Rabu, 11 November 2009

Tiba-tiba Muncul Rindu Itu…

Tangan ini tiba-tiba bergerak ingin mengetikkan kata, ‘Yuswar Hidayatullah’ di search engine google. Tiba-tiba saja. Entah mengapa pagi ini muncul kerinduan akan wajah orang-orang yang telah lama tidak berjumpa. Meski hanya sekedar tulisan atau berita tentang mereka, cukup melegakanku. Apalagi kemudian ditemani dengan alunan nasyid Rabithahnya Izzatul Islam. Ah.. Rasanya aku juga jadi rindu dengan sang penggubah lagu dalam nasyid ini.

Benar-benar ukhuwah ini telah membuatku makin kecanduan terhadap dakwah ini. Di sini aku hampir selalu bertemu dengan orang-orang hebat yang tawadhu’. Orang-orang cerdas yang tidak angkuh. Semuanya terasa setara. Yang ada adalah suasana saling memberi dan menerima. Maka, dalam forum mana lagikah kita bisa menemukan seorang anggota DPR, wakil gubernur, bupati atau seorang ustadz kondang duduk bersama dalam satu lingkaran dengan orang-orang yang barangkali biasa-biasa saja? Selain dalam halaqoh-halaqoh dakwah ini? Rutin, pekanan, dan dalam suasana kekeluargaan. Tak perlu protokoler.

Aku jadi ingat figur seorang ustadz di sebuah pesantren di Ogan Komering Ilir Palembang dulu, Ust. Sholihin Hasibuan. Semoga Allah senantiasa merahmatinya. Letak pesantren ini jauh di luar kota Palembang. Kira-kira hampir 2 jam waktu tempuhnya dengan perjalanan yang lancar di bumi sumatera. Suatu saat, berdua dengan seorang ikhwah kami kemalaman ketika sampai di pesantren tersebut. Ada acara di pagi harinya, dan kami memutuskan untuk mabit saja di sana. Bingung. Akhirnya kami memutuskan menuju rumah ustadz ini.

Inilah ukhuwah yang tidak memandang umur. Tidak memandang kasta ilmu. Tidak memandang suku. Tidak memandang terminologi penduduk asli atau pendatang. Beliau menyambut kami dengan ceria. Dipeluknya kami satu per satu. Sempat berbasa-basi dengan kami sebentar di ruang tamu rumah beliau, kemudian beliau pamit ke belakang. Dari samping rumah kelihatan beliau menyusup di kegelapan malam. Beberapa saat kemudian telah datang dengan membawa sesuatu di tangannya.

Rupanya beliau menyempatkan keluar rumah untuk membeli santapan malam buat kami. Setelah itu pun, beliau mengantarkan kami ke ruang inap di dekat masjid. Lengkap dengan peralatan mabitnya. Semua dilakukannya dengan riang, seolah menyambut kami seperti saudara yang lama tak bersua. Kami menjadi merasa kikuk. Tapi itulah hebatnya ukhuwah yang ikatannya tak lain karena ikatan iman semata. Semua berjalan apa adanya.

### Petunjuk Latihan
Untuk setiap pernyataan berikut, jawab ya atau tidak sesuai tulisan tentang ukhuwah di atas, lalu kutip dengan persis kata-kata tulisan itu yang menentukan jawabannya.
1. Penulis dan seorang ikhwah sampai di pesantren pada pagi hari.
2. Ustadz itu keluar rumah untuk membeli santapan malam bagi tamunya.
3. Ustadz itu mengantarkan tamunya ke ruang inap di dekat masjid.
Baris-baris ini berasal dari sumber lain.

Entri elemen beranotasi
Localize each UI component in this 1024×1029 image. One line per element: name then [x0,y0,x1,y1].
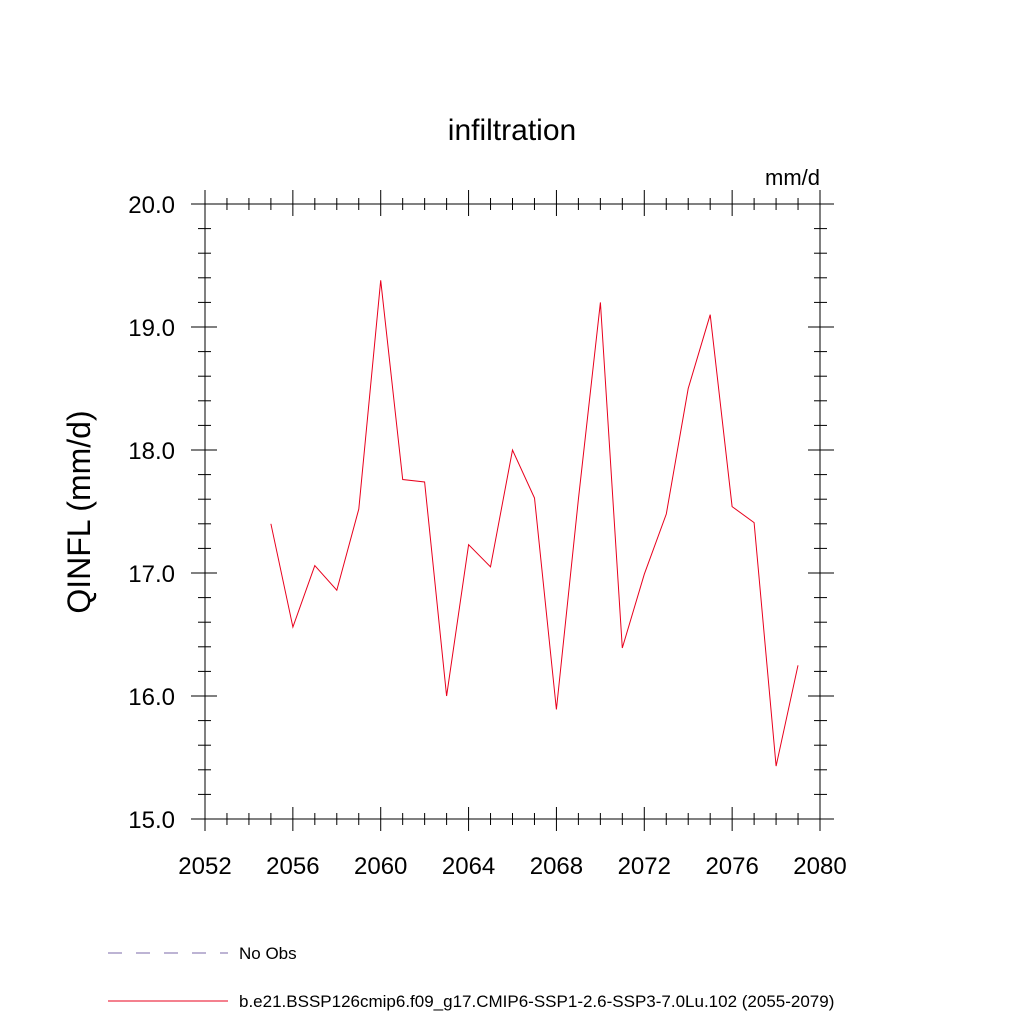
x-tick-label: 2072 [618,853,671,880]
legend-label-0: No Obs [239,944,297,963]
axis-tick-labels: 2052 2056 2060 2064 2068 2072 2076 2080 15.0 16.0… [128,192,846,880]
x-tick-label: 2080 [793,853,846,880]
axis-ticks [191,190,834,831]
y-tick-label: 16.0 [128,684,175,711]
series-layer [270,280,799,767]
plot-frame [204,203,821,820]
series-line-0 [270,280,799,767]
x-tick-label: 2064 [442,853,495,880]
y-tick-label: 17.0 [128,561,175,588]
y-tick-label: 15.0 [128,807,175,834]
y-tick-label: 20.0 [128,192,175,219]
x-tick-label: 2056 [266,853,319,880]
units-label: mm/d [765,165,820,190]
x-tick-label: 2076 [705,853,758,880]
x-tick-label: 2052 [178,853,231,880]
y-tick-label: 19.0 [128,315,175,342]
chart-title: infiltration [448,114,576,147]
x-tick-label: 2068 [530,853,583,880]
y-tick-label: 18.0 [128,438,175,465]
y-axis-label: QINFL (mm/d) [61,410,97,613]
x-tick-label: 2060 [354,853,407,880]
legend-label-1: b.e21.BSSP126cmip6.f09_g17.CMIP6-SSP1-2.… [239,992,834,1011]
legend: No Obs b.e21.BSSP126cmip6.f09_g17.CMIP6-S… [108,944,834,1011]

### Jawaban Benar
1. Tidak: "kami kemalaman ketika sampai di pesantren tersebut"
2. Ya: "Rupanya beliau menyempatkan keluar rumah untuk membeli santapan malam buat kami."
3. Ya: "beliau mengantarkan kami ke ruang inap di dekat masjid"